## What is expected
Drop the images; return everything else in the listing below exactly.

## Record excerpts
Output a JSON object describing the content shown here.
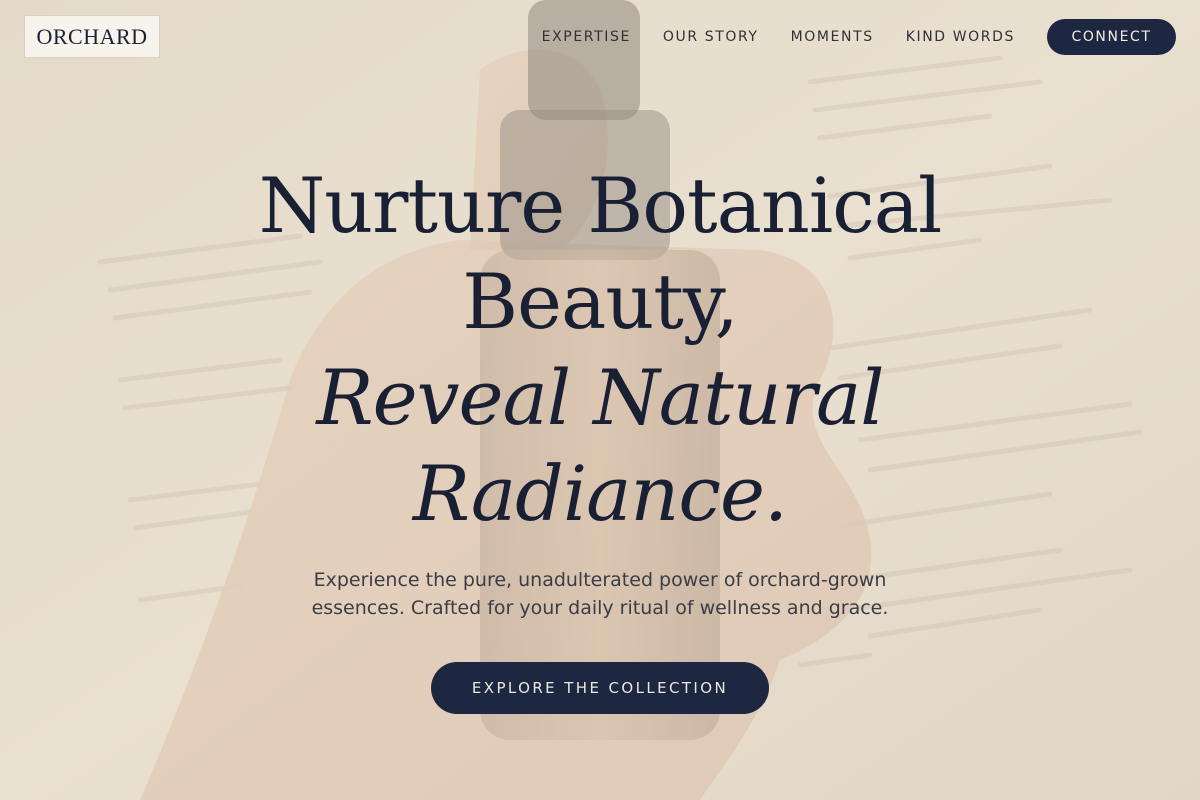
{
  "brand": {
    "logo_text": "ORCHARD"
  },
  "nav": {
    "items": [
      {
        "label": "EXPERTISE"
      },
      {
        "label": "OUR STORY"
      },
      {
        "label": "MOMENTS"
      },
      {
        "label": "KIND WORDS"
      }
    ],
    "connect_label": "CONNECT"
  },
  "hero": {
    "headline_line1": "Nurture Botanical",
    "headline_line2": "Beauty,",
    "headline_line3": "Reveal Natural",
    "headline_line4": "Radiance.",
    "subtitle": "Experience the pure, unadulterated power of orchard-grown essences. Crafted for your daily ritual of wellness and grace.",
    "cta_label": "EXPLORE THE COLLECTION"
  },
  "colors": {
    "primary": "#1e2741",
    "headline": "#1a2034",
    "background": "#e6dccb"
  }
}
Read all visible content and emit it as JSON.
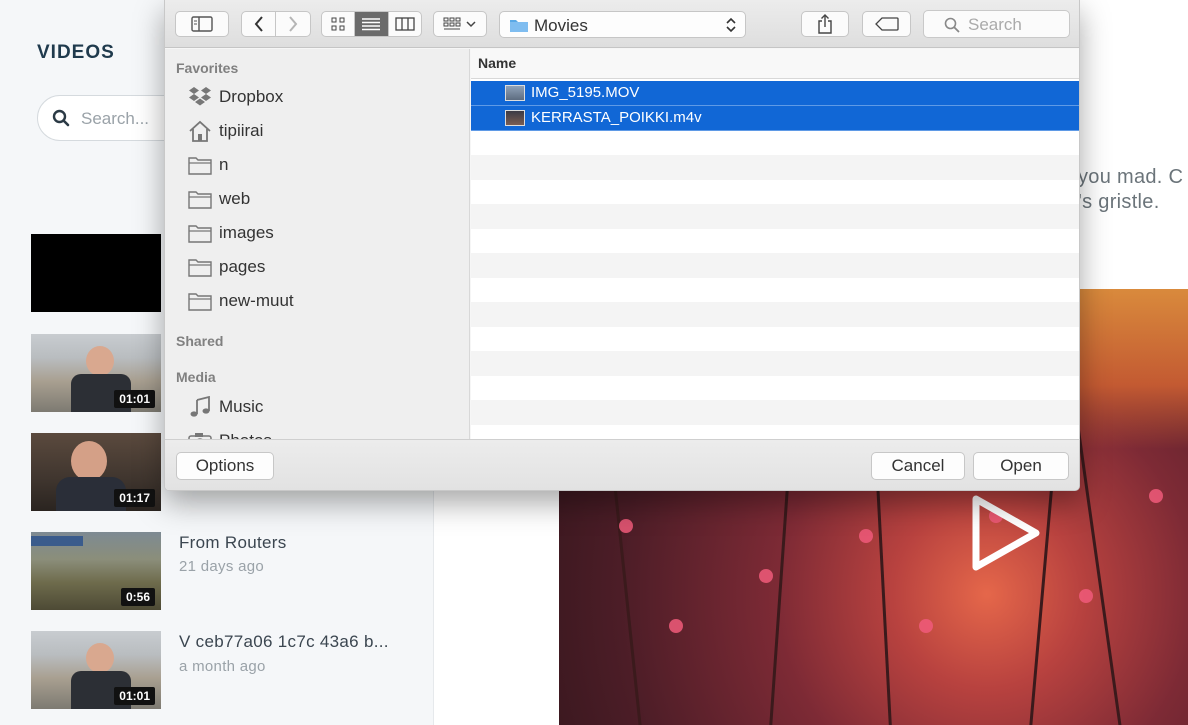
{
  "app": {
    "title": "VIDEOS",
    "search_placeholder": "Search...",
    "videos": [
      {
        "duration": "",
        "title": "",
        "meta": ""
      },
      {
        "duration": "01:01",
        "title": "",
        "meta": ""
      },
      {
        "duration": "01:17",
        "title": "",
        "meta": ""
      },
      {
        "duration": "0:56",
        "title": "From Routers",
        "meta": "21 days ago"
      },
      {
        "duration": "01:01",
        "title": "V ceb77a06 1c7c 43a6 b...",
        "meta": "a month ago"
      }
    ],
    "description_lines": [
      "you mad. C",
      "'s gristle."
    ]
  },
  "dialog": {
    "location": "Movies",
    "search_placeholder": "Search",
    "column_name": "Name",
    "sidebar": {
      "favorites_label": "Favorites",
      "favorites": [
        {
          "label": "Dropbox",
          "icon": "dropbox-icon"
        },
        {
          "label": "tipiirai",
          "icon": "home-icon"
        },
        {
          "label": "n",
          "icon": "folder-icon"
        },
        {
          "label": "web",
          "icon": "folder-icon"
        },
        {
          "label": "images",
          "icon": "folder-icon"
        },
        {
          "label": "pages",
          "icon": "folder-icon"
        },
        {
          "label": "new-muut",
          "icon": "folder-icon"
        }
      ],
      "shared_label": "Shared",
      "media_label": "Media",
      "media": [
        {
          "label": "Music",
          "icon": "music-note-icon"
        },
        {
          "label": "Photos",
          "icon": "camera-icon"
        }
      ]
    },
    "files": [
      {
        "name": "IMG_5195.MOV",
        "selected": true
      },
      {
        "name": "KERRASTA_POIKKI.m4v",
        "selected": true
      }
    ],
    "buttons": {
      "options": "Options",
      "cancel": "Cancel",
      "open": "Open"
    },
    "colors": {
      "selection": "#1167d6",
      "folder_accent": "#5aa9e6"
    }
  }
}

## Final result
Output a JSON object describing the content shown here.
{
  "brand": {
    "logo_text": "ORCHARD"
  },
  "nav": {
    "items": [
      {
        "label": "EXPERTISE"
      },
      {
        "label": "OUR STORY"
      },
      {
        "label": "MOMENTS"
      },
      {
        "label": "KIND WORDS"
      }
    ],
    "connect_label": "CONNECT"
  },
  "hero": {
    "headline_line1": "Nurture Botanical",
    "headline_line2": "Beauty,",
    "headline_line3": "Reveal Natural",
    "headline_line4": "Radiance.",
    "subtitle": "Experience the pure, unadulterated power of orchard-grown essences. Crafted for your daily ritual of wellness and grace.",
    "cta_label": "EXPLORE THE COLLECTION"
  },
  "colors": {
    "primary": "#1e2741",
    "headline": "#1a2034",
    "background": "#e6dccb"
  }
}
Read all visible content and emit it as JSON.
{
  "app": {
    "title": "VIDEOS",
    "search_placeholder": "Search...",
    "videos": [
      {
        "duration": "",
        "title": "",
        "meta": ""
      },
      {
        "duration": "01:01",
        "title": "",
        "meta": ""
      },
      {
        "duration": "01:17",
        "title": "",
        "meta": ""
      },
      {
        "duration": "0:56",
        "title": "From Routers",
        "meta": "21 days ago"
      },
      {
        "duration": "01:01",
        "title": "V ceb77a06 1c7c 43a6 b...",
        "meta": "a month ago"
      }
    ],
    "description_lines": [
      "you mad. C",
      "'s gristle."
    ]
  },
  "dialog": {
    "location": "Movies",
    "search_placeholder": "Search",
    "column_name": "Name",
    "sidebar": {
      "favorites_label": "Favorites",
      "favorites": [
        {
          "label": "Dropbox",
          "icon": "dropbox-icon"
        },
        {
          "label": "tipiirai",
          "icon": "home-icon"
        },
        {
          "label": "n",
          "icon": "folder-icon"
        },
        {
          "label": "web",
          "icon": "folder-icon"
        },
        {
          "label": "images",
          "icon": "folder-icon"
        },
        {
          "label": "pages",
          "icon": "folder-icon"
        },
        {
          "label": "new-muut",
          "icon": "folder-icon"
        }
      ],
      "shared_label": "Shared",
      "media_label": "Media",
      "media": [
        {
          "label": "Music",
          "icon": "music-note-icon"
        },
        {
          "label": "Photos",
          "icon": "camera-icon"
        }
      ]
    },
    "files": [
      {
        "name": "IMG_5195.MOV",
        "selected": true
      },
      {
        "name": "KERRASTA_POIKKI.m4v",
        "selected": true
      }
    ],
    "buttons": {
      "options": "Options",
      "cancel": "Cancel",
      "open": "Open"
    },
    "colors": {
      "selection": "#1167d6",
      "folder_accent": "#5aa9e6"
    }
  }
}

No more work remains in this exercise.